Work instruction >> Please copy each line of the listing that includes the string "color".
** Dataset records follows **
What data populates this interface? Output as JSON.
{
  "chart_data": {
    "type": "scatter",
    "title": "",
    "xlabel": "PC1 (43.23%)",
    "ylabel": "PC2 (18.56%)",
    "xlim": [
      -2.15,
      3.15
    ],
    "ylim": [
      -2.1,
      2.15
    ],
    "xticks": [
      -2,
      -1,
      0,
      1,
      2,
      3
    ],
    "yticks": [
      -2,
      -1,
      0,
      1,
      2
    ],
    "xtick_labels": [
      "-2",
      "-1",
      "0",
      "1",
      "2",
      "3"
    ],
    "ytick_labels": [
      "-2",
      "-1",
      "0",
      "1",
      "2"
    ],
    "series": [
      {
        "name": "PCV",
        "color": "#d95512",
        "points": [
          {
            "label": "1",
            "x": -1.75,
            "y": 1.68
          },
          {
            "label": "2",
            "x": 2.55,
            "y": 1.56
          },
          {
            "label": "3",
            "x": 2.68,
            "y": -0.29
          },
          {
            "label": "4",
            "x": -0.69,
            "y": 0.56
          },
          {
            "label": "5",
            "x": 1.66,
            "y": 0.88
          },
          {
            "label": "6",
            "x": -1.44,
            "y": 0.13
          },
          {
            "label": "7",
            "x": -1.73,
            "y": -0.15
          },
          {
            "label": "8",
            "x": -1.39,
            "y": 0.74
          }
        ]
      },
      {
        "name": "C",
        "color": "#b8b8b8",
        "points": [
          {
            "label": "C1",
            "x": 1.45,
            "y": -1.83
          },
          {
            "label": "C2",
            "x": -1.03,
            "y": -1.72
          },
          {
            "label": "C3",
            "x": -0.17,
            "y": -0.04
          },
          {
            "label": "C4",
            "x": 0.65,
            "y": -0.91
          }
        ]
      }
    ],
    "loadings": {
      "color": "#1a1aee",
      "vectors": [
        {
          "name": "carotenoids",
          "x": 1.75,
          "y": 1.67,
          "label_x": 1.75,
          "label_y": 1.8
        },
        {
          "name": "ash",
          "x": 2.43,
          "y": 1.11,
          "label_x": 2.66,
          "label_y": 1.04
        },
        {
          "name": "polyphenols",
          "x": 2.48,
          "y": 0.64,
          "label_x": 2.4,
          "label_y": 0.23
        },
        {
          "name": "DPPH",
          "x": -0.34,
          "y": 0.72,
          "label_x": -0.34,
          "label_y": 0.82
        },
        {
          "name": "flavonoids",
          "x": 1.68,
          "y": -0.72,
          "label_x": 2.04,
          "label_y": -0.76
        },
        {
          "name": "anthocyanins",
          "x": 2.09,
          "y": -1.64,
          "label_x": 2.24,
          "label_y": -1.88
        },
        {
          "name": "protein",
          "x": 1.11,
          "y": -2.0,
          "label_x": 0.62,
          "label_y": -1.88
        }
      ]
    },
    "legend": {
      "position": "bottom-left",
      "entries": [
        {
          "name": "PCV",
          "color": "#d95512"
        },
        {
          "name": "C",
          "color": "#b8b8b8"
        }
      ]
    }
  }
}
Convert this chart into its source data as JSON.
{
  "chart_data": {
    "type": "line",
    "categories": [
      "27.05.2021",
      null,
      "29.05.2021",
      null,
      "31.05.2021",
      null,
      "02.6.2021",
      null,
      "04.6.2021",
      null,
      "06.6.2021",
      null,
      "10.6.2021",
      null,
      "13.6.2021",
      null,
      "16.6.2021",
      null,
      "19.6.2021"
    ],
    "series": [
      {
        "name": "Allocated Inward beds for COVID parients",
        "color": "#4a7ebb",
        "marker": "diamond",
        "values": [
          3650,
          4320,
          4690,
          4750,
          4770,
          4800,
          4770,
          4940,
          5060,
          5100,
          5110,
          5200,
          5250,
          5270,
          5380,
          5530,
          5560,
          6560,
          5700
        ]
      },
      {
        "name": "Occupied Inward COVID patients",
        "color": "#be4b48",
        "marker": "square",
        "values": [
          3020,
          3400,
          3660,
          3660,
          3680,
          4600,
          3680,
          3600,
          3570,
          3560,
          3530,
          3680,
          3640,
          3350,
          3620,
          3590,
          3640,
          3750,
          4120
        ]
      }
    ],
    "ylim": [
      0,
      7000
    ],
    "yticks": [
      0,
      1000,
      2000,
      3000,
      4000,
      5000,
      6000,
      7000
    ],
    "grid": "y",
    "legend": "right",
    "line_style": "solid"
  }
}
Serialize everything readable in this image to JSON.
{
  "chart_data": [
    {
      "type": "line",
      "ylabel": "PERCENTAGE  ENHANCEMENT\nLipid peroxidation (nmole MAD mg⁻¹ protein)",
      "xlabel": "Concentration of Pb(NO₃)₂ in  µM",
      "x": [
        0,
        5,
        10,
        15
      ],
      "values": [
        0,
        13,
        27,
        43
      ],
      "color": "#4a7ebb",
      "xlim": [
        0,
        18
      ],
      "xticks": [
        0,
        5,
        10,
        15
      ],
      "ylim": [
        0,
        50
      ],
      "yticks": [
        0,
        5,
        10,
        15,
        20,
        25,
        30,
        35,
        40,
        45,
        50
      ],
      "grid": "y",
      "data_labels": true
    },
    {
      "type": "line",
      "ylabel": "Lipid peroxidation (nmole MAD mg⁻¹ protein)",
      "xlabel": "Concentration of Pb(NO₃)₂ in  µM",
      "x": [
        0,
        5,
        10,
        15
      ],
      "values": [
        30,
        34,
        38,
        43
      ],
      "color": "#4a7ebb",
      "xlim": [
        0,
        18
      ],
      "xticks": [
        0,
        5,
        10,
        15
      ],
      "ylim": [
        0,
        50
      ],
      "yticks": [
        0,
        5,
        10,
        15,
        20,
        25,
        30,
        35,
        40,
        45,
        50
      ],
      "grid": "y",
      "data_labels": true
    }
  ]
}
** End of Dataset records **
Exercise solution >>
        "color": "#d95512",
        "color": "#b8b8b8",
      "color": "#1a1aee",
          "color": "#d95512"
          "color": "#b8b8b8"
        "color": "#4a7ebb",
        "color": "#be4b48",
      "color": "#4a7ebb",
      "color": "#4a7ebb",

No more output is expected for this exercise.